_What is needed:_ Identify the lines that contain the string "text", then copy each of them.

_Information shown:_
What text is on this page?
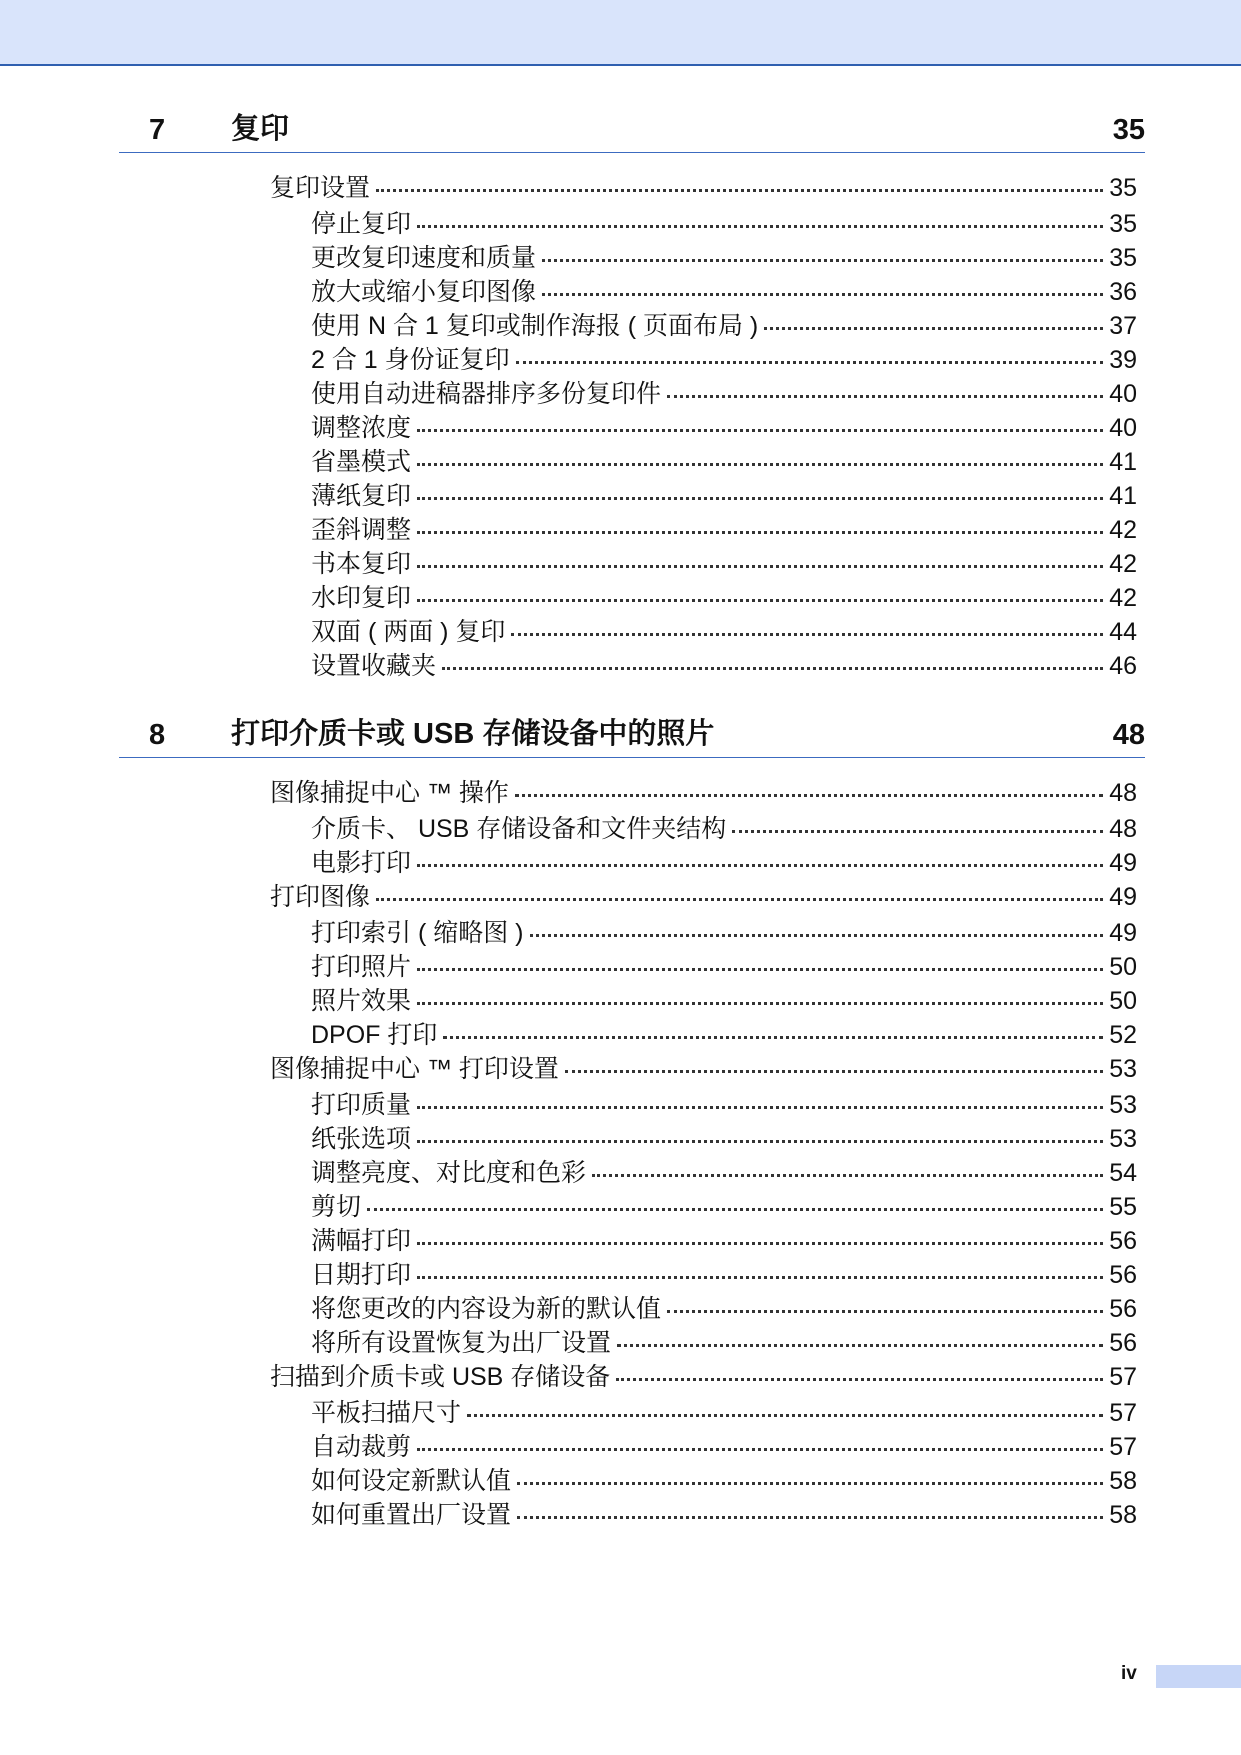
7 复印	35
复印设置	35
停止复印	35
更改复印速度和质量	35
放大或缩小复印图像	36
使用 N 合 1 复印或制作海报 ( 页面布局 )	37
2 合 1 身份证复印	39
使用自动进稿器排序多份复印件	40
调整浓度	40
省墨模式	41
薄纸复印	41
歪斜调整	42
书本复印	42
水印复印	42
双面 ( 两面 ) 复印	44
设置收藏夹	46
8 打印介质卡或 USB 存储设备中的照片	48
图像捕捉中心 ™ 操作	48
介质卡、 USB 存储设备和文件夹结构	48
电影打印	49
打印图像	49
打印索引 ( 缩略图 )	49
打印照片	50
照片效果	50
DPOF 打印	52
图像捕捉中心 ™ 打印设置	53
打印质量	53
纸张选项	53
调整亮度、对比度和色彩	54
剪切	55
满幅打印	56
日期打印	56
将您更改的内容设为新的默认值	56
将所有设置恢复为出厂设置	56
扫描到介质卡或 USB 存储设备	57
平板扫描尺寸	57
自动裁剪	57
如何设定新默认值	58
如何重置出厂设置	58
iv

--

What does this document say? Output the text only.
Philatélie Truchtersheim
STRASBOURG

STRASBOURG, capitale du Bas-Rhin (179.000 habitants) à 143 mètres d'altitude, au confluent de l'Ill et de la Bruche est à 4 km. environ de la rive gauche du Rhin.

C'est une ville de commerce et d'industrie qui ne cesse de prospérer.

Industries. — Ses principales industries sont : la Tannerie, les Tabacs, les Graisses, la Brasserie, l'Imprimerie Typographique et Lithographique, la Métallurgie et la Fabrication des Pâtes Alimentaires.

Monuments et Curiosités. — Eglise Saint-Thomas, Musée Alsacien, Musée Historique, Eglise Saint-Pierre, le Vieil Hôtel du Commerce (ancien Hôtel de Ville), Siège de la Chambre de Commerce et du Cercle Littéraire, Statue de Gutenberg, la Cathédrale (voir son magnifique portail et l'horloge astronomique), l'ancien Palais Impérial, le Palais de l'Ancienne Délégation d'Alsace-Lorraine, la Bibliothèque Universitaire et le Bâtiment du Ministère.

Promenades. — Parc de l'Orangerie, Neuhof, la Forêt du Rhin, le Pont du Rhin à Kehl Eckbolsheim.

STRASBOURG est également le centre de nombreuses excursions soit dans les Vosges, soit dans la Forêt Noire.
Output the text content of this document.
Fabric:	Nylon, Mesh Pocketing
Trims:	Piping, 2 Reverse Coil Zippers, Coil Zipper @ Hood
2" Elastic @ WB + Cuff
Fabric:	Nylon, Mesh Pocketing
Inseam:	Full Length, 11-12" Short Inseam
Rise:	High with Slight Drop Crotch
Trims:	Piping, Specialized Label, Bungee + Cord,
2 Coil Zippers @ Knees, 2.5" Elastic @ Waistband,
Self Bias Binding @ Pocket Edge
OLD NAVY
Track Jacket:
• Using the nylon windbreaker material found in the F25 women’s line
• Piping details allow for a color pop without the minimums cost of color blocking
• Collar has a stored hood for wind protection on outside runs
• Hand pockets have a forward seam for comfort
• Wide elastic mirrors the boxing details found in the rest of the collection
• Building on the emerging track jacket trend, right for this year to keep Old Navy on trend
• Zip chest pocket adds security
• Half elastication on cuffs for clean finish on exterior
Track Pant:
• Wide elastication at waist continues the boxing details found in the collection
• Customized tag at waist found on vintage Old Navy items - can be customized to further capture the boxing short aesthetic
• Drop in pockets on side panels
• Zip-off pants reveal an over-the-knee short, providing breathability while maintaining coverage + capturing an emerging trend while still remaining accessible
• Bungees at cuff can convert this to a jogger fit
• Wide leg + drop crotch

==

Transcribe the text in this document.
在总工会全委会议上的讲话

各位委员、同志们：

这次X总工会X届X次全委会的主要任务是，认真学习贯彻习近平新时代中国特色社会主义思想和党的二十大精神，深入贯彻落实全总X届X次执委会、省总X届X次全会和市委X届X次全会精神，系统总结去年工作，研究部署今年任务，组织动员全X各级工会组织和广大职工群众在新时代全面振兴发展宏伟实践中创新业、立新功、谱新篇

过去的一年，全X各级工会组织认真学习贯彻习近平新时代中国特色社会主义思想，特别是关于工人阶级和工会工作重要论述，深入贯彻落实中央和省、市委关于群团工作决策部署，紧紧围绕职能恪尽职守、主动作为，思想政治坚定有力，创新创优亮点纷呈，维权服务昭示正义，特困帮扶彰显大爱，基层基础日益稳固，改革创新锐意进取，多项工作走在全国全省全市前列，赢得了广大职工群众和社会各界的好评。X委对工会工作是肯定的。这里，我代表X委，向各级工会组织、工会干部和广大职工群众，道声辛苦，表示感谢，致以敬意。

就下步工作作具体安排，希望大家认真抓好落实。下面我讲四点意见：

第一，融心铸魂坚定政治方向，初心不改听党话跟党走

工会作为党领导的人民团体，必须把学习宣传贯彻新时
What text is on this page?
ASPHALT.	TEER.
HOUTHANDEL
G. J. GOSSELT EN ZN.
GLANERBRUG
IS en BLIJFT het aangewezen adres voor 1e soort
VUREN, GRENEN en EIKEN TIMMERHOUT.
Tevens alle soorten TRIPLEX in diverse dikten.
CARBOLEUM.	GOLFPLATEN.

_Result of this task:_
What text is on this page?
What does this document say? Output the text only.
Output the text content of this document.
Transcribe the text in this document.
What text is on this page?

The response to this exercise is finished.